-- BEGIN RAW RECORDS --
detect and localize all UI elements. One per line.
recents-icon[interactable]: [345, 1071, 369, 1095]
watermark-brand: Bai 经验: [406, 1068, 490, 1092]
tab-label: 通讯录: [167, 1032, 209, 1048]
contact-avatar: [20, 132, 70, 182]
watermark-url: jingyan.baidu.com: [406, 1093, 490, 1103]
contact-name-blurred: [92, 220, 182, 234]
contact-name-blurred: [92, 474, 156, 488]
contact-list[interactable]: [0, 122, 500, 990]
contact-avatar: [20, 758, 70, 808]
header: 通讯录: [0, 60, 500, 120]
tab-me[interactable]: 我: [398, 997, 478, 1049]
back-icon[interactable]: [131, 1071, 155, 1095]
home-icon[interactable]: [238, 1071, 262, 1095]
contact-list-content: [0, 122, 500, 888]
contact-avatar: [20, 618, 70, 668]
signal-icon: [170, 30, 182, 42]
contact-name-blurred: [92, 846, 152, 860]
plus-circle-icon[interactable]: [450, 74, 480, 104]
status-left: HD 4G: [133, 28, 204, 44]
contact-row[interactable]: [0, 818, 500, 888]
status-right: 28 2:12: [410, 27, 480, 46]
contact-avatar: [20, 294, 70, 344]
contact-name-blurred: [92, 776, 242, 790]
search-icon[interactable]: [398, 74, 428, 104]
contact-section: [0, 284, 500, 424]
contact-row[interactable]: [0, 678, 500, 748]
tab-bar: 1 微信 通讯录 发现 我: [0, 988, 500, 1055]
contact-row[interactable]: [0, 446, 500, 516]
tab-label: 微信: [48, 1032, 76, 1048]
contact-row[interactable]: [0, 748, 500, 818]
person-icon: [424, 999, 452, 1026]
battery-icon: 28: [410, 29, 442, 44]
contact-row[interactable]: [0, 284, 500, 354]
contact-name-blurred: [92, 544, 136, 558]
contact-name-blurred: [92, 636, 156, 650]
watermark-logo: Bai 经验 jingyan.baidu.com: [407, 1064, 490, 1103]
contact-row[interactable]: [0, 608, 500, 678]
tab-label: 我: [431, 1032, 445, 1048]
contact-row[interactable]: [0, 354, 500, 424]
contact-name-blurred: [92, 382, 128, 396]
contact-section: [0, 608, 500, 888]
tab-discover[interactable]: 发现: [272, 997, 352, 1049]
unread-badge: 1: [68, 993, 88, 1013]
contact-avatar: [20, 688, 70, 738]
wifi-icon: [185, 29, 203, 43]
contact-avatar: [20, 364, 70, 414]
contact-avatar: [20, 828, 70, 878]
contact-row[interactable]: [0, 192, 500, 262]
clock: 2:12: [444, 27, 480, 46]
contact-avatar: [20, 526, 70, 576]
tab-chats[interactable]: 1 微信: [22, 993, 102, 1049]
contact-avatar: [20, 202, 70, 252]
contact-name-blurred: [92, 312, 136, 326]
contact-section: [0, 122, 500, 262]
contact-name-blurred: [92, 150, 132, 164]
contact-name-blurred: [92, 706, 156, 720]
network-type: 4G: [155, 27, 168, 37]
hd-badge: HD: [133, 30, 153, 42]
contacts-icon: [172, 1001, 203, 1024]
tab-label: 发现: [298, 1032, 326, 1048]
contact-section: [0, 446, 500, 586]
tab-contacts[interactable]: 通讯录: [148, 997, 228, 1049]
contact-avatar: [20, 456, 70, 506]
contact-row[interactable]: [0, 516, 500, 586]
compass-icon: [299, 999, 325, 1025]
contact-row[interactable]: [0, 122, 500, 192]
-- END RAW RECORDS --
▶ _TASK BRIEF_:
State how many lines of the data above contain the string "label", counting only matches in the same case. Give the number alone.

▶ _PROBLEM SOLUTION_:
4